→ What to do
In the entries below, identify every line with the string "cuenta" and copy it.

→ Records shown
┄┄┄┄┄┄┄┄┄┄

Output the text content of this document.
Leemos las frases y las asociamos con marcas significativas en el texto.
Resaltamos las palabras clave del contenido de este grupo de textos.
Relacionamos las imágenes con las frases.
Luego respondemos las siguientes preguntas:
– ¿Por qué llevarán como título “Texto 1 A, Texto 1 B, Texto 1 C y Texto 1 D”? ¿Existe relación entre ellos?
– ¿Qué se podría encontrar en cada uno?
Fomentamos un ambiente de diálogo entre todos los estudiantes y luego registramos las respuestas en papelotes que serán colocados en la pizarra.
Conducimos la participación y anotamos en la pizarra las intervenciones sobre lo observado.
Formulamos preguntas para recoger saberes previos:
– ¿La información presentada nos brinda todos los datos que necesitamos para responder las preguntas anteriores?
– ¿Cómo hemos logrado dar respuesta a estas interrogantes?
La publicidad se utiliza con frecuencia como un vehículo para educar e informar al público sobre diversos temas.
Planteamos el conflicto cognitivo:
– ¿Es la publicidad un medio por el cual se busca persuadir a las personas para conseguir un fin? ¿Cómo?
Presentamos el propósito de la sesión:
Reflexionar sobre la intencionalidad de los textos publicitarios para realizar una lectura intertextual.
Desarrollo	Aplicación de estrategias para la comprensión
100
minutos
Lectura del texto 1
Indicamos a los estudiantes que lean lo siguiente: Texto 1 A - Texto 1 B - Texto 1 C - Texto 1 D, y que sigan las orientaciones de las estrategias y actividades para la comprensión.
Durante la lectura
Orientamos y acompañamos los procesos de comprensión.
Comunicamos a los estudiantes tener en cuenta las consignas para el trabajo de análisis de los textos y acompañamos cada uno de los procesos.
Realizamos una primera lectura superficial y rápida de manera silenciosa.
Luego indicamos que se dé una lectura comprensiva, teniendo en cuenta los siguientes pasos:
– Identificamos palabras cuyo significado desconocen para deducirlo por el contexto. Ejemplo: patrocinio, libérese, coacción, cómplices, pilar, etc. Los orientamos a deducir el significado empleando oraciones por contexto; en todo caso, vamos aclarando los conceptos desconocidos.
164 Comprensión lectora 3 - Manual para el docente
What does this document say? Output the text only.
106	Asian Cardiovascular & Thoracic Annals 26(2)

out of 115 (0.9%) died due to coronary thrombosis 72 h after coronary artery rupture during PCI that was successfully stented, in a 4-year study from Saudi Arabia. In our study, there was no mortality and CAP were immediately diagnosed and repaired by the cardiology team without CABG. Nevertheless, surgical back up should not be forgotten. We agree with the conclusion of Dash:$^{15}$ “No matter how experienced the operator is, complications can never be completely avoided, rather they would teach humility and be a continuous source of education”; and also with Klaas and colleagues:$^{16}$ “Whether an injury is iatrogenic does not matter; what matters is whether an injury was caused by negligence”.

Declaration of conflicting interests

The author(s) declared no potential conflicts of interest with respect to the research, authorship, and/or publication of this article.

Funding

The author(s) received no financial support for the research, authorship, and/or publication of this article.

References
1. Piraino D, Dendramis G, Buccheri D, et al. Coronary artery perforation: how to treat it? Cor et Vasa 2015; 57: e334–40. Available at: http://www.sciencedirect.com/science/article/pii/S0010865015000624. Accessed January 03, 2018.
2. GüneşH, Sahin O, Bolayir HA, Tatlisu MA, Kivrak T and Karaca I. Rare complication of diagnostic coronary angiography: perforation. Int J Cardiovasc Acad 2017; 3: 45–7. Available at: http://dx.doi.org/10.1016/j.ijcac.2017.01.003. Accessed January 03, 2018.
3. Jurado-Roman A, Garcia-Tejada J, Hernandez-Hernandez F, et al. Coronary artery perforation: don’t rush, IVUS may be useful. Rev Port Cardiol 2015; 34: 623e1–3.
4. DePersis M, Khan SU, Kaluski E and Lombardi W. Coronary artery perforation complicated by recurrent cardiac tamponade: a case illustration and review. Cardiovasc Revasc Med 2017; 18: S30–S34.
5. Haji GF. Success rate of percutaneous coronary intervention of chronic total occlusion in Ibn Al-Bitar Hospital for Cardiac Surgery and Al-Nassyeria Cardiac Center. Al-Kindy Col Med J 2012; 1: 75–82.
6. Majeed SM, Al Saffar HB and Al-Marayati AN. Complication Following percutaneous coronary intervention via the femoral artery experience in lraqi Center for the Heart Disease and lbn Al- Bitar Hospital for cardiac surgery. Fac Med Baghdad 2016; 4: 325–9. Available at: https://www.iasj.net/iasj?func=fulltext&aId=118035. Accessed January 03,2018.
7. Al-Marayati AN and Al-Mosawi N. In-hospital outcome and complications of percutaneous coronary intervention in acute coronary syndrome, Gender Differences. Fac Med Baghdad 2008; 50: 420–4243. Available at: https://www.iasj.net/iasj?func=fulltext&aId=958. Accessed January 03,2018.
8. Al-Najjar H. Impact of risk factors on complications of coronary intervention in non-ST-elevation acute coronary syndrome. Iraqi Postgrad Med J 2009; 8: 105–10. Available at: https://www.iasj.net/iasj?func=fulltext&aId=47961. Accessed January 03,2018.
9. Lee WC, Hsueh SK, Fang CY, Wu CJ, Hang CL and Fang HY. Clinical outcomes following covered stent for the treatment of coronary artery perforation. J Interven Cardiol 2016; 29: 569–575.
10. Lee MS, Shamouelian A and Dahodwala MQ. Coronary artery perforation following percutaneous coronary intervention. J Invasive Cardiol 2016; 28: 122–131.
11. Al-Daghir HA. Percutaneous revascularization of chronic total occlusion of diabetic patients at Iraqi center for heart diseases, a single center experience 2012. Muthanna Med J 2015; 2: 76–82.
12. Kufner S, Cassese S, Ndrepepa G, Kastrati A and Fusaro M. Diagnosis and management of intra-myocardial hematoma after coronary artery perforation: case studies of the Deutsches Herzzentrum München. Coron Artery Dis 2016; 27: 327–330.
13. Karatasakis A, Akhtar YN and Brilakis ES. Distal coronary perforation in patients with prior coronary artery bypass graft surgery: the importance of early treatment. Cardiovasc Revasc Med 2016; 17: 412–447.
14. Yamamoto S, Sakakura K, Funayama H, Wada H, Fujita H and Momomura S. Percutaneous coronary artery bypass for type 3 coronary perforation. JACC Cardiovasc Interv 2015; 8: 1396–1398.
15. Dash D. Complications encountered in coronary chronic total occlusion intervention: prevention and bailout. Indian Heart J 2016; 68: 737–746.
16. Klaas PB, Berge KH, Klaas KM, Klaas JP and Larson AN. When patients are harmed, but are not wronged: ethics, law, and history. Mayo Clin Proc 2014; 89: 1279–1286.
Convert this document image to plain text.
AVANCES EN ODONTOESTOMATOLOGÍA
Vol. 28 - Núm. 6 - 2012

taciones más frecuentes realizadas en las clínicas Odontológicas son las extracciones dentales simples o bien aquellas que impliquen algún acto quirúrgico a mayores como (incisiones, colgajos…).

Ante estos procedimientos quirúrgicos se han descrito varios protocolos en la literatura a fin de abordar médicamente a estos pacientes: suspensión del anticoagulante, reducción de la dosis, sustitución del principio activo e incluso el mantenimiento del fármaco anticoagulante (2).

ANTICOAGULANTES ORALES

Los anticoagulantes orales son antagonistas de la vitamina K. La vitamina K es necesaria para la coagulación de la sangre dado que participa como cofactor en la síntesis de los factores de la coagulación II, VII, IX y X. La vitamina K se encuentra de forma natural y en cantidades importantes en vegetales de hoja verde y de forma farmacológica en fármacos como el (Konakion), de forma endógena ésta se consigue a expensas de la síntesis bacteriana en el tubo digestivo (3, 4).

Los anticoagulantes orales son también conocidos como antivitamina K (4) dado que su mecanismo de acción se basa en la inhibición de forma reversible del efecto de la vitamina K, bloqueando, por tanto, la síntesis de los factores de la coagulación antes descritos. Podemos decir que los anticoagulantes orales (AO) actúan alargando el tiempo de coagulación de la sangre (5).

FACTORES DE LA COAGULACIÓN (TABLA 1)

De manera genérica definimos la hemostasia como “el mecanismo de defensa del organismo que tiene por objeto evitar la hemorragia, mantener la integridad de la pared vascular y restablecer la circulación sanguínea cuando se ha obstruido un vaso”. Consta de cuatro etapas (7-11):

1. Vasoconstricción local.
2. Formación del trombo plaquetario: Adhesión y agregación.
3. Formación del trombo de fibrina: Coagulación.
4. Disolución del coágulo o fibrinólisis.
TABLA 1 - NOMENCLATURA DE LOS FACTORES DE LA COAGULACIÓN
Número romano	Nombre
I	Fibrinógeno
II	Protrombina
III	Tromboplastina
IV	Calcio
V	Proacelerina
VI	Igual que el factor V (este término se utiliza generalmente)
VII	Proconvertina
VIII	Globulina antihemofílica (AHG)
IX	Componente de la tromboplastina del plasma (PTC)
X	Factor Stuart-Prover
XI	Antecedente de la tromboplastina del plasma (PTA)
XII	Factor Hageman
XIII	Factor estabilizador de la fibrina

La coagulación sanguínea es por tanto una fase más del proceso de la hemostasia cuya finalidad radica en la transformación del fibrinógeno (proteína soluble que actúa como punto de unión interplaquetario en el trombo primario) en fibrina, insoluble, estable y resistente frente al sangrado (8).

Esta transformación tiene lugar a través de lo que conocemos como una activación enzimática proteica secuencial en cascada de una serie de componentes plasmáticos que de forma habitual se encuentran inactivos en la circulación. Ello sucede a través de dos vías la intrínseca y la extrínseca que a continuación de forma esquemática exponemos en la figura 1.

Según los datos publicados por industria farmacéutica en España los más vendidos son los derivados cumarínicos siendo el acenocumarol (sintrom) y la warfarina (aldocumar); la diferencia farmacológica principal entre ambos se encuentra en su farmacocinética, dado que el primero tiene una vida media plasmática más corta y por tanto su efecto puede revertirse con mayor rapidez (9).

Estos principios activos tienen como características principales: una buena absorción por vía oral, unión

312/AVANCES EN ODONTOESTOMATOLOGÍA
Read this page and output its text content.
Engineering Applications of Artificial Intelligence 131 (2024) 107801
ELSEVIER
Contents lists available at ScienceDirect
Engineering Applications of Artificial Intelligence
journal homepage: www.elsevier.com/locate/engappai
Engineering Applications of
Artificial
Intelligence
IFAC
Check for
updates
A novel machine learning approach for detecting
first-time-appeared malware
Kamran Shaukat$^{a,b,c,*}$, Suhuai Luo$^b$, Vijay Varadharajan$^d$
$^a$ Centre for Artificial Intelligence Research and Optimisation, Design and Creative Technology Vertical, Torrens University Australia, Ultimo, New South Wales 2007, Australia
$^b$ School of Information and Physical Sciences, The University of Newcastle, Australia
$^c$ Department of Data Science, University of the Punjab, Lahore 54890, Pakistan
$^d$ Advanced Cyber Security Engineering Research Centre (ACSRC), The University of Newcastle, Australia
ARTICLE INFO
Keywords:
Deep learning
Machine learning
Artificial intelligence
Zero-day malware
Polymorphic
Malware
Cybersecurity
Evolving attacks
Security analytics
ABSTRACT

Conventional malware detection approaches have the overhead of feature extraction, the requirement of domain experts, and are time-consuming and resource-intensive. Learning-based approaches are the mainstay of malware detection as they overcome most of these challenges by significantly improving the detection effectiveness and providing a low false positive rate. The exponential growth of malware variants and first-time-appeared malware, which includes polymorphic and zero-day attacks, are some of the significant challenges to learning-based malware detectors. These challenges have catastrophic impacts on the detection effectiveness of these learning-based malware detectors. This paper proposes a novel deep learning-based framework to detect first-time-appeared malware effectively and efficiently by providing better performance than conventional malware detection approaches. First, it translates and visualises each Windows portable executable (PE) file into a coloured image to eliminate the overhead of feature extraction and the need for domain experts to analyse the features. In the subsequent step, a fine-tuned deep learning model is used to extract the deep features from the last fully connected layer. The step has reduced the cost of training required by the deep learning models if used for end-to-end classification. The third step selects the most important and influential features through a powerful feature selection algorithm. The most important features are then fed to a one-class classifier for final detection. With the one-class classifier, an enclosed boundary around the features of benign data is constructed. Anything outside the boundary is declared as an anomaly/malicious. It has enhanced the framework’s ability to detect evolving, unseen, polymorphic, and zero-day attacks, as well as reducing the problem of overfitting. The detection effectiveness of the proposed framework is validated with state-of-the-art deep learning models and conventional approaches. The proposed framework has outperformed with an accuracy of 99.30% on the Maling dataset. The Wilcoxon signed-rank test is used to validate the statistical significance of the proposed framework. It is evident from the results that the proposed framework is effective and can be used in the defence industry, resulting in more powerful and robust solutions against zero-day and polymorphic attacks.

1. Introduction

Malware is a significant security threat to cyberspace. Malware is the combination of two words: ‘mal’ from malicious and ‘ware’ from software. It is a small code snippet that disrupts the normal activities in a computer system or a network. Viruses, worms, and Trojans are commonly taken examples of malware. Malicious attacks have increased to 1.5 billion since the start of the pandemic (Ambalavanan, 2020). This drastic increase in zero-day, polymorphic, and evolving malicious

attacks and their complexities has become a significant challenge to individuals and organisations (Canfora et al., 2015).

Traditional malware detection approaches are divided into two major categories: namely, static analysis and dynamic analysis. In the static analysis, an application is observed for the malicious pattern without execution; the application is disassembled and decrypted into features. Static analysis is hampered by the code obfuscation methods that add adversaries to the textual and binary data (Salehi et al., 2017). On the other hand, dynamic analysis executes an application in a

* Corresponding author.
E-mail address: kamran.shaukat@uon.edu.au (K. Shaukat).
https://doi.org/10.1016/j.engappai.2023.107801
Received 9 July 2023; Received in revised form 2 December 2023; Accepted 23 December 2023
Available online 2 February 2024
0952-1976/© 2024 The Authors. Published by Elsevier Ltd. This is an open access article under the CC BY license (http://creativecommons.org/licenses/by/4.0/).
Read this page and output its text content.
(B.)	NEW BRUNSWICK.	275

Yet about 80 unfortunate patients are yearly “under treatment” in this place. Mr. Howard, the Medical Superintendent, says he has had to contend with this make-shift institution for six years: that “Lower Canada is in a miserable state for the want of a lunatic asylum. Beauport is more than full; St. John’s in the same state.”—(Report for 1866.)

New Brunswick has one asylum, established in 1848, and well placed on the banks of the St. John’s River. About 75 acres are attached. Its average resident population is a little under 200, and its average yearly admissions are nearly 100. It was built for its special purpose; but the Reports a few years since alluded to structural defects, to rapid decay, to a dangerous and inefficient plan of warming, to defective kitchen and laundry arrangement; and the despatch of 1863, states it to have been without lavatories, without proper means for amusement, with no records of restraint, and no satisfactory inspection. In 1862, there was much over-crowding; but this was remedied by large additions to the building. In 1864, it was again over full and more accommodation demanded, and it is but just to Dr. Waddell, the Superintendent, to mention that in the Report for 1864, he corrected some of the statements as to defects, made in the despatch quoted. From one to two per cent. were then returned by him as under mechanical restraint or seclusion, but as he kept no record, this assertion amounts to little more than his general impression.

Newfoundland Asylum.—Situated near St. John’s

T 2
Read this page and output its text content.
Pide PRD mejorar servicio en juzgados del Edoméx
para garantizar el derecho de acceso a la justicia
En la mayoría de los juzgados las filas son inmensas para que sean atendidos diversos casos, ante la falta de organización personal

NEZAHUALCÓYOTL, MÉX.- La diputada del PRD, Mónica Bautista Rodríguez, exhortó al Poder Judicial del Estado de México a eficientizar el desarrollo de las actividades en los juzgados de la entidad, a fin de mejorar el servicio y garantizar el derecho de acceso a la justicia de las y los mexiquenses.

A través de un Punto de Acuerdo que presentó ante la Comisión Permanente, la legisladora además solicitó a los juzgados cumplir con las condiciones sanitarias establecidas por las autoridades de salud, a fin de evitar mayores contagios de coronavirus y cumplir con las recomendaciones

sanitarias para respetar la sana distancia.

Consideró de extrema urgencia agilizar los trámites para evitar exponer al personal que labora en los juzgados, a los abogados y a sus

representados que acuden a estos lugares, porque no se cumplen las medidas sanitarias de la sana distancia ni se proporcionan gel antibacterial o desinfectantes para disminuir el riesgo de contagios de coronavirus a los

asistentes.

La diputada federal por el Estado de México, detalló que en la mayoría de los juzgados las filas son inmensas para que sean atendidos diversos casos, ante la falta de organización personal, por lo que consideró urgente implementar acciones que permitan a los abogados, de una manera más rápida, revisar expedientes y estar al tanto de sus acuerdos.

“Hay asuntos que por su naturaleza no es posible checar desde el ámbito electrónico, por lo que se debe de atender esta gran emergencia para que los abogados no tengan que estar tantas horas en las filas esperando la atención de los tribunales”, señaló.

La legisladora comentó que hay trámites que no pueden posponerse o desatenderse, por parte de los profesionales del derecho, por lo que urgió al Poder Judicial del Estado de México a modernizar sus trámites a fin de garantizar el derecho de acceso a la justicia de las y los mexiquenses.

┄┄┄┄┄┄┄┄┄┄

→ Reply
Comunicamos a los estudiantes tener en cuenta las consignas para el trabajo de análisis de los textos y acompañamos cada uno de los procesos.
Luego indicamos que se dé una lectura comprensiva, teniendo en cuenta los siguientes pasos:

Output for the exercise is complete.